What to produce = Write out the material below again, unchanged.

++++ Task input

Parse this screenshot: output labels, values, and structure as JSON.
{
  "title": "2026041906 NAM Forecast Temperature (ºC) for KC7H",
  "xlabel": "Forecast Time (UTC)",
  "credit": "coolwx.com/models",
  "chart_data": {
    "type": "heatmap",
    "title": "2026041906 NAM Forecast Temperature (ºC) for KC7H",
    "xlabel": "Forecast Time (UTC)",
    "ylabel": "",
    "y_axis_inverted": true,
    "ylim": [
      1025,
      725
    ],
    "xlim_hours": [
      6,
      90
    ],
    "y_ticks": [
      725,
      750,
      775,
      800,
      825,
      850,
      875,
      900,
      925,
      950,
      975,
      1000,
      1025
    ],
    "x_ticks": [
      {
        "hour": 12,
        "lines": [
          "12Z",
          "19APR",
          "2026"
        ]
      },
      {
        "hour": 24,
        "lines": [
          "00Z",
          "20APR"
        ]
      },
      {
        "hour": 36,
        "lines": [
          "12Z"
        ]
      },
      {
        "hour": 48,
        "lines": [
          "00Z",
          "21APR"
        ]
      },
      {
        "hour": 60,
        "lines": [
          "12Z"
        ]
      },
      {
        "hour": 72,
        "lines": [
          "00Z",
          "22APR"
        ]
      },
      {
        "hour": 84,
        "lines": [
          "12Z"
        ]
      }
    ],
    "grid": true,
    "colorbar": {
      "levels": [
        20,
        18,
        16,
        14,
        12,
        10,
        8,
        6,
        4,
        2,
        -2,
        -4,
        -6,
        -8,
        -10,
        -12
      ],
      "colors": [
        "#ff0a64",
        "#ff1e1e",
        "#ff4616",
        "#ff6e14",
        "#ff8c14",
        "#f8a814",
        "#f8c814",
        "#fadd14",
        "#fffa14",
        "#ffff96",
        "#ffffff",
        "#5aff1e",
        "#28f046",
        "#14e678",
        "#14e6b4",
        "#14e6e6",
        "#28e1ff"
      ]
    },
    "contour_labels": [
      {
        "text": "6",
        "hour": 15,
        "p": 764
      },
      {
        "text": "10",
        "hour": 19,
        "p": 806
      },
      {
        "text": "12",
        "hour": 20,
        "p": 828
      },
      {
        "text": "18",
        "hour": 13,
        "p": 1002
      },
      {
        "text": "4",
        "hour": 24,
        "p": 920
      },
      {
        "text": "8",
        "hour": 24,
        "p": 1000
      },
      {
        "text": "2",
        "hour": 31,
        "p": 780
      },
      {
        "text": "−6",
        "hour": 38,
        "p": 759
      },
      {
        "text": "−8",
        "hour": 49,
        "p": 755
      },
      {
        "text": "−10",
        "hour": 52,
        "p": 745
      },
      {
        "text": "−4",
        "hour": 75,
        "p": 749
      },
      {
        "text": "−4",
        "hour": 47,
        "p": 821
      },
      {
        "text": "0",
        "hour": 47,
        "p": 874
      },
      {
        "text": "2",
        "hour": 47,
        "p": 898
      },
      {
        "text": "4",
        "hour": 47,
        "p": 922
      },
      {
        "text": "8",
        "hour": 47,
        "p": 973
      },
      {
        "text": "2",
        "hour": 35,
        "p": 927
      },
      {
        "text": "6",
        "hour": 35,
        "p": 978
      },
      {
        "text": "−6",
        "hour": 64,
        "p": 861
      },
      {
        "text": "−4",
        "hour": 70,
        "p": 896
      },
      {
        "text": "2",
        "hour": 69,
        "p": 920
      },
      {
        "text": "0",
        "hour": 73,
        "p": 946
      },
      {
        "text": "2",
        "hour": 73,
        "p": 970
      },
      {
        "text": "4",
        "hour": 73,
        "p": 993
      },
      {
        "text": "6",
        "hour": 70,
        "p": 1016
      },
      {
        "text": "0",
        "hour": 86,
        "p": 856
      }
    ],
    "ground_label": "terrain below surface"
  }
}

++++++++

Reply to the task =
Parse this screenshot: output labels, values, and structure as JSON.
{
  "title": "2026041906 NAM Forecast Temperature (ºC) for KC7H",
  "xlabel": "Forecast Time (UTC)",
  "credit": "coolwx.com/models",
  "chart_data": {
    "type": "heatmap",
    "title": "2026041906 NAM Forecast Temperature (ºC) for KC7H",
    "xlabel": "Forecast Time (UTC)",
    "ylabel": "",
    "y_axis_inverted": true,
    "ylim": [
      1025,
      725
    ],
    "xlim_hours": [
      6,
      90
    ],
    "y_ticks": [
      725,
      750,
      775,
      800,
      825,
      850,
      875,
      900,
      925,
      950,
      975,
      1000,
      1025
    ],
    "x_ticks": [
      {
        "hour": 12,
        "lines": [
          "12Z",
          "19APR",
          "2026"
        ]
      },
      {
        "hour": 24,
        "lines": [
          "00Z",
          "20APR"
        ]
      },
      {
        "hour": 36,
        "lines": [
          "12Z"
        ]
      },
      {
        "hour": 48,
        "lines": [
          "00Z",
          "21APR"
        ]
      },
      {
        "hour": 60,
        "lines": [
          "12Z"
        ]
      },
      {
        "hour": 72,
        "lines": [
          "00Z",
          "22APR"
        ]
      },
      {
        "hour": 84,
        "lines": [
          "12Z"
        ]
      }
    ],
    "grid": true,
    "colorbar": {
      "levels": [
        20,
        18,
        16,
        14,
        12,
        10,
        8,
        6,
        4,
        2,
        -2,
        -4,
        -6,
        -8,
        -10,
        -12
      ],
      "colors": [
        "#ff0a64",
        "#ff1e1e",
        "#ff4616",
        "#ff6e14",
        "#ff8c14",
        "#f8a814",
        "#f8c814",
        "#fadd14",
        "#fffa14",
        "#ffff96",
        "#ffffff",
        "#5aff1e",
        "#28f046",
        "#14e678",
        "#14e6b4",
        "#14e6e6",
        "#28e1ff"
      ]
    },
    "contour_labels": [
      {
        "text": "6",
        "hour": 15,
        "p": 764
      },
      {
        "text": "10",
        "hour": 19,
        "p": 806
      },
      {
        "text": "12",
        "hour": 20,
        "p": 828
      },
      {
        "text": "18",
        "hour": 13,
        "p": 1002
      },
      {
        "text": "4",
        "hour": 24,
        "p": 920
      },
      {
        "text": "8",
        "hour": 24,
        "p": 1000
      },
      {
        "text": "2",
        "hour": 31,
        "p": 780
      },
      {
        "text": "−6",
        "hour": 38,
        "p": 759
      },
      {
        "text": "−8",
        "hour": 49,
        "p": 755
      },
      {
        "text": "−10",
        "hour": 52,
        "p": 745
      },
      {
        "text": "−4",
        "hour": 75,
        "p": 749
      },
      {
        "text": "−4",
        "hour": 47,
        "p": 821
      },
      {
        "text": "0",
        "hour": 47,
        "p": 874
      },
      {
        "text": "2",
        "hour": 47,
        "p": 898
      },
      {
        "text": "4",
        "hour": 47,
        "p": 922
      },
      {
        "text": "8",
        "hour": 47,
        "p": 973
      },
      {
        "text": "2",
        "hour": 35,
        "p": 927
      },
      {
        "text": "6",
        "hour": 35,
        "p": 978
      },
      {
        "text": "−6",
        "hour": 64,
        "p": 861
      },
      {
        "text": "−4",
        "hour": 70,
        "p": 896
      },
      {
        "text": "2",
        "hour": 69,
        "p": 920
      },
      {
        "text": "0",
        "hour": 73,
        "p": 946
      },
      {
        "text": "2",
        "hour": 73,
        "p": 970
      },
      {
        "text": "4",
        "hour": 73,
        "p": 993
      },
      {
        "text": "6",
        "hour": 70,
        "p": 1016
      },
      {
        "text": "0",
        "hour": 86,
        "p": 856
      }
    ],
    "ground_label": "terrain below surface"
  }
}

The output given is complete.